| Document segment |
┄┄┄┄┄┄

We rejected two obvious answers. Static generation (nuxt generate) was out — every new listing would mean a rebuild, which is a dead-end for a marketplace. Stale-while-revalidate with a short TTL was tempting but wrong: it triggers a background re-render every TTL expiry whether or not the data moved. On a low-traffic site that means most renders are wasted work. We wanted "cache survives until the underlying data actually changes, never longer."

What we ended up with is Nitro ISR with no TTL plus explicit invalidation on every mutation. routeRules in nuxt.config.ts marks /listings/:slug, /u/:slug, /categories and /services as isr: true. /help and /terms are prerender: true. Anything authenticated — /my/**, /favorites, /notifications, /sell/** — stays full SSR. The route renders once, sits in the Cloudflare edge cache indefinitely, and is dropped only when the listing itself changes.

┄┄┄┄┄┄

| Material supplied |
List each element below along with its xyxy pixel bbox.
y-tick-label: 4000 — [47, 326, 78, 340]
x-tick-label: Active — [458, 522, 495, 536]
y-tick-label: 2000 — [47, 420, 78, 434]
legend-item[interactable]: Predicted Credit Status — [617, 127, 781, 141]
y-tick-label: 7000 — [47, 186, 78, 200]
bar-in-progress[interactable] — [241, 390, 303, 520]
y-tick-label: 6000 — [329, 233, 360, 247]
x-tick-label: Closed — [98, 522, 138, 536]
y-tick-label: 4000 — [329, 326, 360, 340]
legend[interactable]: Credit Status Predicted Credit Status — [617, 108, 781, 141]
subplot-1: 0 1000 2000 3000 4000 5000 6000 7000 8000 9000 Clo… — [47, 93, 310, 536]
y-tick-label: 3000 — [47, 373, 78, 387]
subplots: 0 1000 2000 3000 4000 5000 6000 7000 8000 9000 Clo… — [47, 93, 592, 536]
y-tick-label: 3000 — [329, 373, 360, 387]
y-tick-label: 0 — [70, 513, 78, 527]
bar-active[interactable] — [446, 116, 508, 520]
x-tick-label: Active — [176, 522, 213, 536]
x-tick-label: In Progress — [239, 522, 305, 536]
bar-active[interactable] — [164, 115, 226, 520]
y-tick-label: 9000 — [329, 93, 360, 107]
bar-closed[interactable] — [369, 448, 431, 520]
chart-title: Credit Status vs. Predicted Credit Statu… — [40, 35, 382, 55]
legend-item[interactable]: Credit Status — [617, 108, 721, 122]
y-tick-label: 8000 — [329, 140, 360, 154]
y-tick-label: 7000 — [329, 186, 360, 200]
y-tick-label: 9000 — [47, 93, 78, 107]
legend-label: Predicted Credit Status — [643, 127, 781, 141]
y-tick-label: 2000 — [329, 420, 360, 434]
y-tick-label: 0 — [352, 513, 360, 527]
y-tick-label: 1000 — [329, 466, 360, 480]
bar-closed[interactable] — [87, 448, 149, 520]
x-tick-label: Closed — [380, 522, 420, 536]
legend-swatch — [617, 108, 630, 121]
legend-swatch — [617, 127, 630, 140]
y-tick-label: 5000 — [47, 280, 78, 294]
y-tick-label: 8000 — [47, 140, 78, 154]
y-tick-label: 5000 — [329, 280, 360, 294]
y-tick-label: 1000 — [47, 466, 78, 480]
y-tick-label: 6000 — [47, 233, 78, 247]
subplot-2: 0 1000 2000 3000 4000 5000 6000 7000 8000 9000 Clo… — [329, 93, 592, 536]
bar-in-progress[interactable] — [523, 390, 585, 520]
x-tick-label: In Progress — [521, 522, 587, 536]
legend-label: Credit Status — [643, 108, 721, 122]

┄┄┄┄┄┄

| Things to do |
**A)** Translate this sentence from the passage on caching marketplace pages into German: "On a low-traffic site that means most renders are wasted work."
**B)** Write what comes next in the passage on caching marketplace pages, starting after its final sentence.
None of the records is needed here.

| Task answers |
**A)** Auf einer Website mit wenig Traffic bedeutet das, dass die meisten Renderings verschwendete Arbeit sind.

**B)**
The invalidation side lives in apps/shop/server/utils/cache.ts and exports three helpers: invalidateListing(slug, sellerSlug?), invalidateSeller(slug), invalidateCatalog(). They are thin wrappers around useStorage('cache').removeItem(...). Every server mutation that affects a rendered HTML page calls the right helper at the end of its success branch — publish, status change, price drop, photo add/delete/reorder, bundle item add/delete, profile patch. The one mutation that goes directly from the browser to Supabase (the main SellForm.submitEdit, which writes through RLS) hits a tiny owner-authed POST /api/listings/:id/invalidate-cache endpoint after success. The mental model is one sentence: the cache survives until the data moves, and every code path that moves the data is responsible for telling the cache.

The pattern has been quiet and boring in the best way. A single edge region serving thousands of catalog hits per day touches Supabase exactly once per mutation, not once per visitor. No TTL means no "wait a minute and refresh" UX for sellers — their edits are live the instant the response returns. And because invalidation is explicit, the failure mode is loud: if you forget to call a helper on a new mutation path, the bug is obvious on the next test and easy to fix. We would take this trade over a global TTL on any marketplace where listings are read-heavy and writes are rare.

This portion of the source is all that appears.